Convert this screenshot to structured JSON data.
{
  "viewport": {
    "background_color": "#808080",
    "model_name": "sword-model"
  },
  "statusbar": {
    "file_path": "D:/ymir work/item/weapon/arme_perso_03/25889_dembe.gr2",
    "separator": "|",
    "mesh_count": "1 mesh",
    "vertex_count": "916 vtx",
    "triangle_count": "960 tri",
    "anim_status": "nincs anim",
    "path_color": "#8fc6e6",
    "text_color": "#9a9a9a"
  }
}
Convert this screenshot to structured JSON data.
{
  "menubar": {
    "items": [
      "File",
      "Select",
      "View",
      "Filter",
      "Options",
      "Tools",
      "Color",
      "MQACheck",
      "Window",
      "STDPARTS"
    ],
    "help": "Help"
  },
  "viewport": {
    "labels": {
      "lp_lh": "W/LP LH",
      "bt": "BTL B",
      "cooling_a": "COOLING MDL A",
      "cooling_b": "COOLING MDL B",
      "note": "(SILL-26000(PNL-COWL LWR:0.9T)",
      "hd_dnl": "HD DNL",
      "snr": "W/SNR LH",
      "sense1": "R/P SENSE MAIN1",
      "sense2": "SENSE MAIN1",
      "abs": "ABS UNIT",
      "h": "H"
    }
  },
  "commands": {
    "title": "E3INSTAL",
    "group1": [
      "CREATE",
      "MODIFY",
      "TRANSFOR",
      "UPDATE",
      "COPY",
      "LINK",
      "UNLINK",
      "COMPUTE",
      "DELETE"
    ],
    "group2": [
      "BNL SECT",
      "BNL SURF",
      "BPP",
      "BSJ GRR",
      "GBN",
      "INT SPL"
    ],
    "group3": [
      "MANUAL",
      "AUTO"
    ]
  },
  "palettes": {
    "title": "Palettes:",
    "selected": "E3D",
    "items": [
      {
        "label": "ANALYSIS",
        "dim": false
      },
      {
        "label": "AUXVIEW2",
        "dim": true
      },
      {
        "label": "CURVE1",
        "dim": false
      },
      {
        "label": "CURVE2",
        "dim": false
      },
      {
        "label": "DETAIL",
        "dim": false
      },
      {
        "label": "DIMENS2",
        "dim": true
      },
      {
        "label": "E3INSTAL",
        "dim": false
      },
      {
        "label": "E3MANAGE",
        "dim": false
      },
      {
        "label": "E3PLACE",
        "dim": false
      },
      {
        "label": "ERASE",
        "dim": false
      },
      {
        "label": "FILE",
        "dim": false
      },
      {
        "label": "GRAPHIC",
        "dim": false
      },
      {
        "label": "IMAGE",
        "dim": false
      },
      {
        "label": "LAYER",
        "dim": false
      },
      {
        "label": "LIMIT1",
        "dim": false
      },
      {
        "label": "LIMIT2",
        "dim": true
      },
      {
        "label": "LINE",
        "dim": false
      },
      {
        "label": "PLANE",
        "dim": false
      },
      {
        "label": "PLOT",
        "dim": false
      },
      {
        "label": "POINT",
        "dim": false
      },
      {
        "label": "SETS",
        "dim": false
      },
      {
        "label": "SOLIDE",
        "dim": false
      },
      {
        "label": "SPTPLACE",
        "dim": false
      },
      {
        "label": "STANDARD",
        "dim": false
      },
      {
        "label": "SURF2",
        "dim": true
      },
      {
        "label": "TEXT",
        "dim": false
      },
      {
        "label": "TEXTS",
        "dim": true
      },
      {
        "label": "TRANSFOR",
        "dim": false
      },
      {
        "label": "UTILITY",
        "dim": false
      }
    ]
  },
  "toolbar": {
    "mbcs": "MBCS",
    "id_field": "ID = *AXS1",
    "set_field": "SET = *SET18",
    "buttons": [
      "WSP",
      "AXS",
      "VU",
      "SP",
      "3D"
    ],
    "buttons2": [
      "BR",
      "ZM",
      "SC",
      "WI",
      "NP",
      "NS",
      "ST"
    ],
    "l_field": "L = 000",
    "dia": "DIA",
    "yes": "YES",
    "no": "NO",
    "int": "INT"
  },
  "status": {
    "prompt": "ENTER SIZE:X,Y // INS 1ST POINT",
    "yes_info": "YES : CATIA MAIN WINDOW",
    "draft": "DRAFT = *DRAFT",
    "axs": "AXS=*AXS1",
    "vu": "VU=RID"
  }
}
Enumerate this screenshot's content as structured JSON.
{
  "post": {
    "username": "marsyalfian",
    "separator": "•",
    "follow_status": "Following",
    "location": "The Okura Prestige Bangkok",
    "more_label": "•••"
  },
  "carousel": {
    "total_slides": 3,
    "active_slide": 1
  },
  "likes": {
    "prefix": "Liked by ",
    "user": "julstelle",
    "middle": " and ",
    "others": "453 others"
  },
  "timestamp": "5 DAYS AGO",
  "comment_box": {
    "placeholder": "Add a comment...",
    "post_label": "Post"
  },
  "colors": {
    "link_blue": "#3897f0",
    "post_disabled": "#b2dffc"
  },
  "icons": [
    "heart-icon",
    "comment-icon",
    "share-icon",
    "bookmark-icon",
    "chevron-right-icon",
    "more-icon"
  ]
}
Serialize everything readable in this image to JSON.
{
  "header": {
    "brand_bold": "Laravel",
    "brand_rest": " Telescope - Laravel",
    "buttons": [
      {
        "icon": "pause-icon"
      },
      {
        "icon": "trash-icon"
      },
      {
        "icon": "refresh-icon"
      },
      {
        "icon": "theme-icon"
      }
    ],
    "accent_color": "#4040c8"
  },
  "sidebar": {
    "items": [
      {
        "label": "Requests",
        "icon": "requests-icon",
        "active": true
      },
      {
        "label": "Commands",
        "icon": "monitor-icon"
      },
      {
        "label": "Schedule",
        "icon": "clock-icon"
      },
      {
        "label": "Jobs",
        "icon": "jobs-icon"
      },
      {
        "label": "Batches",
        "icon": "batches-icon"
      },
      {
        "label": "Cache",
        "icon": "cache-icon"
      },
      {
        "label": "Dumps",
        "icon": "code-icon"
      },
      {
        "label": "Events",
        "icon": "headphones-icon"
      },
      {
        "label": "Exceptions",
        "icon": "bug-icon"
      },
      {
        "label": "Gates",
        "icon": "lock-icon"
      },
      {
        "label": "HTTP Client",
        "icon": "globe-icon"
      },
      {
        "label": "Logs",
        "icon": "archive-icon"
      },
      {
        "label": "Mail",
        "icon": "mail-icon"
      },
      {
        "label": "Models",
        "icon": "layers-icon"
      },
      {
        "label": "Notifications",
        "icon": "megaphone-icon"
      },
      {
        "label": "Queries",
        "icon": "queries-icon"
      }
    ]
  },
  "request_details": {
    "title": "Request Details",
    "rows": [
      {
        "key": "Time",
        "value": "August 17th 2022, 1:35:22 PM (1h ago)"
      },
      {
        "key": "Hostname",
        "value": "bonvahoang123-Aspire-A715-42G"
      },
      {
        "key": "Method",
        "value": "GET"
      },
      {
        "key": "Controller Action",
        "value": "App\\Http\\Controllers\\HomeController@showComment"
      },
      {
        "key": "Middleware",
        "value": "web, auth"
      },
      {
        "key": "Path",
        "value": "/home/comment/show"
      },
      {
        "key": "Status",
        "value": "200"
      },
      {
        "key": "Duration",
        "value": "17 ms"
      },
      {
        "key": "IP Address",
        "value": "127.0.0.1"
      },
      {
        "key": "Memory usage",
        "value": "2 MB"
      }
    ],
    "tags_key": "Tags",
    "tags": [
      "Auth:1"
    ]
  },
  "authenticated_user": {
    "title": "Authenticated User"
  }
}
□ □ □ □ □ □ □
◆ **Exercise description**
Please reproduce each record precisely as written.

◆ **Task solution**
Convert this screenshot to structured JSON data.
{
  "viewport": {
    "background_color": "#808080",
    "model_name": "sword-model"
  },
  "statusbar": {
    "file_path": "D:/ymir work/item/weapon/arme_perso_03/25889_dembe.gr2",
    "separator": "|",
    "mesh_count": "1 mesh",
    "vertex_count": "916 vtx",
    "triangle_count": "960 tri",
    "anim_status": "nincs anim",
    "path_color": "#8fc6e6",
    "text_color": "#9a9a9a"
  }
}
Convert this screenshot to structured JSON data.
{
  "menubar": {
    "items": [
      "File",
      "Select",
      "View",
      "Filter",
      "Options",
      "Tools",
      "Color",
      "MQACheck",
      "Window",
      "STDPARTS"
    ],
    "help": "Help"
  },
  "viewport": {
    "labels": {
      "lp_lh": "W/LP LH",
      "bt": "BTL B",
      "cooling_a": "COOLING MDL A",
      "cooling_b": "COOLING MDL B",
      "note": "(SILL-26000(PNL-COWL LWR:0.9T)",
      "hd_dnl": "HD DNL",
      "snr": "W/SNR LH",
      "sense1": "R/P SENSE MAIN1",
      "sense2": "SENSE MAIN1",
      "abs": "ABS UNIT",
      "h": "H"
    }
  },
  "commands": {
    "title": "E3INSTAL",
    "group1": [
      "CREATE",
      "MODIFY",
      "TRANSFOR",
      "UPDATE",
      "COPY",
      "LINK",
      "UNLINK",
      "COMPUTE",
      "DELETE"
    ],
    "group2": [
      "BNL SECT",
      "BNL SURF",
      "BPP",
      "BSJ GRR",
      "GBN",
      "INT SPL"
    ],
    "group3": [
      "MANUAL",
      "AUTO"
    ]
  },
  "palettes": {
    "title": "Palettes:",
    "selected": "E3D",
    "items": [
      {
        "label": "ANALYSIS",
        "dim": false
      },
      {
        "label": "AUXVIEW2",
        "dim": true
      },
      {
        "label": "CURVE1",
        "dim": false
      },
      {
        "label": "CURVE2",
        "dim": false
      },
      {
        "label": "DETAIL",
        "dim": false
      },
      {
        "label": "DIMENS2",
        "dim": true
      },
      {
        "label": "E3INSTAL",
        "dim": false
      },
      {
        "label": "E3MANAGE",
        "dim": false
      },
      {
        "label": "E3PLACE",
        "dim": false
      },
      {
        "label": "ERASE",
        "dim": false
      },
      {
        "label": "FILE",
        "dim": false
      },
      {
        "label": "GRAPHIC",
        "dim": false
      },
      {
        "label": "IMAGE",
        "dim": false
      },
      {
        "label": "LAYER",
        "dim": false
      },
      {
        "label": "LIMIT1",
        "dim": false
      },
      {
        "label": "LIMIT2",
        "dim": true
      },
      {
        "label": "LINE",
        "dim": false
      },
      {
        "label": "PLANE",
        "dim": false
      },
      {
        "label": "PLOT",
        "dim": false
      },
      {
        "label": "POINT",
        "dim": false
      },
      {
        "label": "SETS",
        "dim": false
      },
      {
        "label": "SOLIDE",
        "dim": false
      },
      {
        "label": "SPTPLACE",
        "dim": false
      },
      {
        "label": "STANDARD",
        "dim": false
      },
      {
        "label": "SURF2",
        "dim": true
      },
      {
        "label": "TEXT",
        "dim": false
      },
      {
        "label": "TEXTS",
        "dim": true
      },
      {
        "label": "TRANSFOR",
        "dim": false
      },
      {
        "label": "UTILITY",
        "dim": false
      }
    ]
  },
  "toolbar": {
    "mbcs": "MBCS",
    "id_field": "ID = *AXS1",
    "set_field": "SET = *SET18",
    "buttons": [
      "WSP",
      "AXS",
      "VU",
      "SP",
      "3D"
    ],
    "buttons2": [
      "BR",
      "ZM",
      "SC",
      "WI",
      "NP",
      "NS",
      "ST"
    ],
    "l_field": "L = 000",
    "dia": "DIA",
    "yes": "YES",
    "no": "NO",
    "int": "INT"
  },
  "status": {
    "prompt": "ENTER SIZE:X,Y // INS 1ST POINT",
    "yes_info": "YES : CATIA MAIN WINDOW",
    "draft": "DRAFT = *DRAFT",
    "axs": "AXS=*AXS1",
    "vu": "VU=RID"
  }
}
Enumerate this screenshot's content as structured JSON.
{
  "post": {
    "username": "marsyalfian",
    "separator": "•",
    "follow_status": "Following",
    "location": "The Okura Prestige Bangkok",
    "more_label": "•••"
  },
  "carousel": {
    "total_slides": 3,
    "active_slide": 1
  },
  "likes": {
    "prefix": "Liked by ",
    "user": "julstelle",
    "middle": " and ",
    "others": "453 others"
  },
  "timestamp": "5 DAYS AGO",
  "comment_box": {
    "placeholder": "Add a comment...",
    "post_label": "Post"
  },
  "colors": {
    "link_blue": "#3897f0",
    "post_disabled": "#b2dffc"
  },
  "icons": [
    "heart-icon",
    "comment-icon",
    "share-icon",
    "bookmark-icon",
    "chevron-right-icon",
    "more-icon"
  ]
}
Serialize everything readable in this image to JSON.
{
  "header": {
    "brand_bold": "Laravel",
    "brand_rest": " Telescope - Laravel",
    "buttons": [
      {
        "icon": "pause-icon"
      },
      {
        "icon": "trash-icon"
      },
      {
        "icon": "refresh-icon"
      },
      {
        "icon": "theme-icon"
      }
    ],
    "accent_color": "#4040c8"
  },
  "sidebar": {
    "items": [
      {
        "label": "Requests",
        "icon": "requests-icon",
        "active": true
      },
      {
        "label": "Commands",
        "icon": "monitor-icon"
      },
      {
        "label": "Schedule",
        "icon": "clock-icon"
      },
      {
        "label": "Jobs",
        "icon": "jobs-icon"
      },
      {
        "label": "Batches",
        "icon": "batches-icon"
      },
      {
        "label": "Cache",
        "icon": "cache-icon"
      },
      {
        "label": "Dumps",
        "icon": "code-icon"
      },
      {
        "label": "Events",
        "icon": "headphones-icon"
      },
      {
        "label": "Exceptions",
        "icon": "bug-icon"
      },
      {
        "label": "Gates",
        "icon": "lock-icon"
      },
      {
        "label": "HTTP Client",
        "icon": "globe-icon"
      },
      {
        "label": "Logs",
        "icon": "archive-icon"
      },
      {
        "label": "Mail",
        "icon": "mail-icon"
      },
      {
        "label": "Models",
        "icon": "layers-icon"
      },
      {
        "label": "Notifications",
        "icon": "megaphone-icon"
      },
      {
        "label": "Queries",
        "icon": "queries-icon"
      }
    ]
  },
  "request_details": {
    "title": "Request Details",
    "rows": [
      {
        "key": "Time",
        "value": "August 17th 2022, 1:35:22 PM (1h ago)"
      },
      {
        "key": "Hostname",
        "value": "bonvahoang123-Aspire-A715-42G"
      },
      {
        "key": "Method",
        "value": "GET"
      },
      {
        "key": "Controller Action",
        "value": "App\\Http\\Controllers\\HomeController@showComment"
      },
      {
        "key": "Middleware",
        "value": "web, auth"
      },
      {
        "key": "Path",
        "value": "/home/comment/show"
      },
      {
        "key": "Status",
        "value": "200"
      },
      {
        "key": "Duration",
        "value": "17 ms"
      },
      {
        "key": "IP Address",
        "value": "127.0.0.1"
      },
      {
        "key": "Memory usage",
        "value": "2 MB"
      }
    ],
    "tags_key": "Tags",
    "tags": [
      "Auth:1"
    ]
  },
  "authenticated_user": {
    "title": "Authenticated User"
  }
}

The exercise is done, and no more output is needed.